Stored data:
******************************

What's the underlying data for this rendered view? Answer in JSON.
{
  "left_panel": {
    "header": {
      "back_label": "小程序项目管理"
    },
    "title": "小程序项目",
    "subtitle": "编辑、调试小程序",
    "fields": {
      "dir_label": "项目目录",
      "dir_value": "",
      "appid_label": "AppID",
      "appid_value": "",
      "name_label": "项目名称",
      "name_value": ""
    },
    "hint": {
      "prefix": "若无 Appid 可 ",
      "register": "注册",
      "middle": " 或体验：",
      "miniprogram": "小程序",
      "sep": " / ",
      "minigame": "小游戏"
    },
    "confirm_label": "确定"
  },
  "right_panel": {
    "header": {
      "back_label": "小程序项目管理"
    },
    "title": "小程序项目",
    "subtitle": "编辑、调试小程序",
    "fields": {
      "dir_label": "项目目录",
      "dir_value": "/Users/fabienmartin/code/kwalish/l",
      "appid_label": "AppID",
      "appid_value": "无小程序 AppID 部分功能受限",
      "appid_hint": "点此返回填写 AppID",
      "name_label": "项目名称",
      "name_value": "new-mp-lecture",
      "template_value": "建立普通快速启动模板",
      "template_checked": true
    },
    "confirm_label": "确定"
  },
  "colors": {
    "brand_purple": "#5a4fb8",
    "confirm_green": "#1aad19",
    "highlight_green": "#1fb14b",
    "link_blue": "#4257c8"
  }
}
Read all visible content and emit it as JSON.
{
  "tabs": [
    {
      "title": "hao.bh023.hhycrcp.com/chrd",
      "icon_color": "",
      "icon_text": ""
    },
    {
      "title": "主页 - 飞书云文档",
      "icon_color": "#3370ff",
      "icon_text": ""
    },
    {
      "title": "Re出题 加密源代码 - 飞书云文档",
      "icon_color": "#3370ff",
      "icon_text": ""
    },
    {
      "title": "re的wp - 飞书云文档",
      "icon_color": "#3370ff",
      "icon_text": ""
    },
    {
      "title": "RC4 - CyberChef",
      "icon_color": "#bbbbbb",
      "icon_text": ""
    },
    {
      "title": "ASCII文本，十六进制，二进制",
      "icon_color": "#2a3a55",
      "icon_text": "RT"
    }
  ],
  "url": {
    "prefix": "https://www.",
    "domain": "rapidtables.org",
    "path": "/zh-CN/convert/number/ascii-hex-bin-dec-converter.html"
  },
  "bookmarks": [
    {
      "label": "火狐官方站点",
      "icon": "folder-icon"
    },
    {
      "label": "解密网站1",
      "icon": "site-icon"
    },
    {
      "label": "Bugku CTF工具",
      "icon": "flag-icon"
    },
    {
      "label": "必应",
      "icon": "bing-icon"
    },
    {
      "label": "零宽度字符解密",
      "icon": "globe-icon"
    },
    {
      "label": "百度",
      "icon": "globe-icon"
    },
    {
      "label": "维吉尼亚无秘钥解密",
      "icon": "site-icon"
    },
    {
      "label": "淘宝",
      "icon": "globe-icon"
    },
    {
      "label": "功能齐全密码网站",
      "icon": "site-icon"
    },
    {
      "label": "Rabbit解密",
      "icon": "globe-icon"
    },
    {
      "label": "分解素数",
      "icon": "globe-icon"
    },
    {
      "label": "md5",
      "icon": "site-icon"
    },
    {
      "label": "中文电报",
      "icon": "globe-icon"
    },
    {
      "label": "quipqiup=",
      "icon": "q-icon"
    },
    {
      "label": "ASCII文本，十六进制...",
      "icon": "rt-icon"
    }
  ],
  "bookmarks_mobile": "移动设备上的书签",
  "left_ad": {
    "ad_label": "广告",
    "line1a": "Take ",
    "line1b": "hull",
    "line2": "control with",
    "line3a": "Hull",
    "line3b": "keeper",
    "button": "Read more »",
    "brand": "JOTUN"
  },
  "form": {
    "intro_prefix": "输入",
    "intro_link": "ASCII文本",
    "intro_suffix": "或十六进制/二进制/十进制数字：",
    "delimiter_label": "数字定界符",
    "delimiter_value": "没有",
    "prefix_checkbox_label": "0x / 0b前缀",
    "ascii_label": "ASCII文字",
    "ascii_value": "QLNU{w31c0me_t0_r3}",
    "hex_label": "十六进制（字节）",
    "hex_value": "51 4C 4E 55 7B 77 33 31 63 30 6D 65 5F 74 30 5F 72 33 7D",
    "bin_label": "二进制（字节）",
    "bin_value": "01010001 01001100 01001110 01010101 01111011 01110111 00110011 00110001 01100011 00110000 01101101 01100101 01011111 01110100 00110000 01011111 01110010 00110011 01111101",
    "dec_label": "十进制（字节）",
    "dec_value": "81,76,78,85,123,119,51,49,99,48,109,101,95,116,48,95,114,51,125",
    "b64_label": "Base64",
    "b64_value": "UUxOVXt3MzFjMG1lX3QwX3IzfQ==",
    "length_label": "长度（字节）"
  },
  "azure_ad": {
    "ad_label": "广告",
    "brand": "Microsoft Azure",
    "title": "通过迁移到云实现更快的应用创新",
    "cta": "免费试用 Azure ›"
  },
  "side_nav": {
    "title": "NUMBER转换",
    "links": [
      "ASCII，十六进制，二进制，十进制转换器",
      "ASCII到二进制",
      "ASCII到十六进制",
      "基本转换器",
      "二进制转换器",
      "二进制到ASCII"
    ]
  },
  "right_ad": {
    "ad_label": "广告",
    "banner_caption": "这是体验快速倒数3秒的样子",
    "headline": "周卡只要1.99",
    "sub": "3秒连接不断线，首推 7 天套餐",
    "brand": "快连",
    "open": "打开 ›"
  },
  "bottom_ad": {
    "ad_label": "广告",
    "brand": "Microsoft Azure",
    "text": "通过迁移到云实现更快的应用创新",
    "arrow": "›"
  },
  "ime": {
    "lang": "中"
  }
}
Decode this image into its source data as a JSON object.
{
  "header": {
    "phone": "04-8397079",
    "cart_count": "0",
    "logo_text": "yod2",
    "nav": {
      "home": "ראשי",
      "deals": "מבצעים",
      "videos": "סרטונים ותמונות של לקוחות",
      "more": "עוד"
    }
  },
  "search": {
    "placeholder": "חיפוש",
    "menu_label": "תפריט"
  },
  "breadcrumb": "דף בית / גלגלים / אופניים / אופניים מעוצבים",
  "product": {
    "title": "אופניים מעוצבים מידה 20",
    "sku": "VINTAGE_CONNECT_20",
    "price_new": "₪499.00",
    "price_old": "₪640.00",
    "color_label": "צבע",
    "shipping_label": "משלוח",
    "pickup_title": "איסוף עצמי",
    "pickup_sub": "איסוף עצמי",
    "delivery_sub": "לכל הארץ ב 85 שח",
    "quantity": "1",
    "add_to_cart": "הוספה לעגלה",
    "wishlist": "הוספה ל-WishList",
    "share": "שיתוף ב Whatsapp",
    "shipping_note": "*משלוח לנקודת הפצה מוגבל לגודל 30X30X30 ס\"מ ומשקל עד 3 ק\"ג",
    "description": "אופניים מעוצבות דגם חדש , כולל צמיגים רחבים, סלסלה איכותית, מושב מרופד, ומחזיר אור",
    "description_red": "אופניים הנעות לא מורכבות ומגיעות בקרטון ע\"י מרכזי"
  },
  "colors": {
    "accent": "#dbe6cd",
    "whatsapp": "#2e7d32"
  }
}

******************************

Challenge = Return every line of the material exactly.

Exercise output =
What's the underlying data for this rendered view? Answer in JSON.
{
  "left_panel": {
    "header": {
      "back_label": "小程序项目管理"
    },
    "title": "小程序项目",
    "subtitle": "编辑、调试小程序",
    "fields": {
      "dir_label": "项目目录",
      "dir_value": "",
      "appid_label": "AppID",
      "appid_value": "",
      "name_label": "项目名称",
      "name_value": ""
    },
    "hint": {
      "prefix": "若无 Appid 可 ",
      "register": "注册",
      "middle": " 或体验：",
      "miniprogram": "小程序",
      "sep": " / ",
      "minigame": "小游戏"
    },
    "confirm_label": "确定"
  },
  "right_panel": {
    "header": {
      "back_label": "小程序项目管理"
    },
    "title": "小程序项目",
    "subtitle": "编辑、调试小程序",
    "fields": {
      "dir_label": "项目目录",
      "dir_value": "/Users/fabienmartin/code/kwalish/l",
      "appid_label": "AppID",
      "appid_value": "无小程序 AppID 部分功能受限",
      "appid_hint": "点此返回填写 AppID",
      "name_label": "项目名称",
      "name_value": "new-mp-lecture",
      "template_value": "建立普通快速启动模板",
      "template_checked": true
    },
    "confirm_label": "确定"
  },
  "colors": {
    "brand_purple": "#5a4fb8",
    "confirm_green": "#1aad19",
    "highlight_green": "#1fb14b",
    "link_blue": "#4257c8"
  }
}
Read all visible content and emit it as JSON.
{
  "tabs": [
    {
      "title": "hao.bh023.hhycrcp.com/chrd",
      "icon_color": "",
      "icon_text": ""
    },
    {
      "title": "主页 - 飞书云文档",
      "icon_color": "#3370ff",
      "icon_text": ""
    },
    {
      "title": "Re出题 加密源代码 - 飞书云文档",
      "icon_color": "#3370ff",
      "icon_text": ""
    },
    {
      "title": "re的wp - 飞书云文档",
      "icon_color": "#3370ff",
      "icon_text": ""
    },
    {
      "title": "RC4 - CyberChef",
      "icon_color": "#bbbbbb",
      "icon_text": ""
    },
    {
      "title": "ASCII文本，十六进制，二进制",
      "icon_color": "#2a3a55",
      "icon_text": "RT"
    }
  ],
  "url": {
    "prefix": "https://www.",
    "domain": "rapidtables.org",
    "path": "/zh-CN/convert/number/ascii-hex-bin-dec-converter.html"
  },
  "bookmarks": [
    {
      "label": "火狐官方站点",
      "icon": "folder-icon"
    },
    {
      "label": "解密网站1",
      "icon": "site-icon"
    },
    {
      "label": "Bugku CTF工具",
      "icon": "flag-icon"
    },
    {
      "label": "必应",
      "icon": "bing-icon"
    },
    {
      "label": "零宽度字符解密",
      "icon": "globe-icon"
    },
    {
      "label": "百度",
      "icon": "globe-icon"
    },
    {
      "label": "维吉尼亚无秘钥解密",
      "icon": "site-icon"
    },
    {
      "label": "淘宝",
      "icon": "globe-icon"
    },
    {
      "label": "功能齐全密码网站",
      "icon": "site-icon"
    },
    {
      "label": "Rabbit解密",
      "icon": "globe-icon"
    },
    {
      "label": "分解素数",
      "icon": "globe-icon"
    },
    {
      "label": "md5",
      "icon": "site-icon"
    },
    {
      "label": "中文电报",
      "icon": "globe-icon"
    },
    {
      "label": "quipqiup=",
      "icon": "q-icon"
    },
    {
      "label": "ASCII文本，十六进制...",
      "icon": "rt-icon"
    }
  ],
  "bookmarks_mobile": "移动设备上的书签",
  "left_ad": {
    "ad_label": "广告",
    "line1a": "Take ",
    "line1b": "hull",
    "line2": "control with",
    "line3a": "Hull",
    "line3b": "keeper",
    "button": "Read more »",
    "brand": "JOTUN"
  },
  "form": {
    "intro_prefix": "输入",
    "intro_link": "ASCII文本",
    "intro_suffix": "或十六进制/二进制/十进制数字：",
    "delimiter_label": "数字定界符",
    "delimiter_value": "没有",
    "prefix_checkbox_label": "0x / 0b前缀",
    "ascii_label": "ASCII文字",
    "ascii_value": "QLNU{w31c0me_t0_r3}",
    "hex_label": "十六进制（字节）",
    "hex_value": "51 4C 4E 55 7B 77 33 31 63 30 6D 65 5F 74 30 5F 72 33 7D",
    "bin_label": "二进制（字节）",
    "bin_value": "01010001 01001100 01001110 01010101 01111011 01110111 00110011 00110001 01100011 00110000 01101101 01100101 01011111 01110100 00110000 01011111 01110010 00110011 01111101",
    "dec_label": "十进制（字节）",
    "dec_value": "81,76,78,85,123,119,51,49,99,48,109,101,95,116,48,95,114,51,125",
    "b64_label": "Base64",
    "b64_value": "UUxOVXt3MzFjMG1lX3QwX3IzfQ==",
    "length_label": "长度（字节）"
  },
  "azure_ad": {
    "ad_label": "广告",
    "brand": "Microsoft Azure",
    "title": "通过迁移到云实现更快的应用创新",
    "cta": "免费试用 Azure ›"
  },
  "side_nav": {
    "title": "NUMBER转换",
    "links": [
      "ASCII，十六进制，二进制，十进制转换器",
      "ASCII到二进制",
      "ASCII到十六进制",
      "基本转换器",
      "二进制转换器",
      "二进制到ASCII"
    ]
  },
  "right_ad": {
    "ad_label": "广告",
    "banner_caption": "这是体验快速倒数3秒的样子",
    "headline": "周卡只要1.99",
    "sub": "3秒连接不断线，首推 7 天套餐",
    "brand": "快连",
    "open": "打开 ›"
  },
  "bottom_ad": {
    "ad_label": "广告",
    "brand": "Microsoft Azure",
    "text": "通过迁移到云实现更快的应用创新",
    "arrow": "›"
  },
  "ime": {
    "lang": "中"
  }
}
Decode this image into its source data as a JSON object.
{
  "header": {
    "phone": "04-8397079",
    "cart_count": "0",
    "logo_text": "yod2",
    "nav": {
      "home": "ראשי",
      "deals": "מבצעים",
      "videos": "סרטונים ותמונות של לקוחות",
      "more": "עוד"
    }
  },
  "search": {
    "placeholder": "חיפוש",
    "menu_label": "תפריט"
  },
  "breadcrumb": "דף בית / גלגלים / אופניים / אופניים מעוצבים",
  "product": {
    "title": "אופניים מעוצבים מידה 20",
    "sku": "VINTAGE_CONNECT_20",
    "price_new": "₪499.00",
    "price_old": "₪640.00",
    "color_label": "צבע",
    "shipping_label": "משלוח",
    "pickup_title": "איסוף עצמי",
    "pickup_sub": "איסוף עצמי",
    "delivery_sub": "לכל הארץ ב 85 שח",
    "quantity": "1",
    "add_to_cart": "הוספה לעגלה",
    "wishlist": "הוספה ל-WishList",
    "share": "שיתוף ב Whatsapp",
    "shipping_note": "*משלוח לנקודת הפצה מוגבל לגודל 30X30X30 ס\"מ ומשקל עד 3 ק\"ג",
    "description": "אופניים מעוצבות דגם חדש , כולל צמיגים רחבים, סלסלה איכותית, מושב מרופד, ומחזיר אור",
    "description_red": "אופניים הנעות לא מורכבות ומגיעות בקרטון ע\"י מרכזי"
  },
  "colors": {
    "accent": "#dbe6cd",
    "whatsapp": "#2e7d32"
  }
}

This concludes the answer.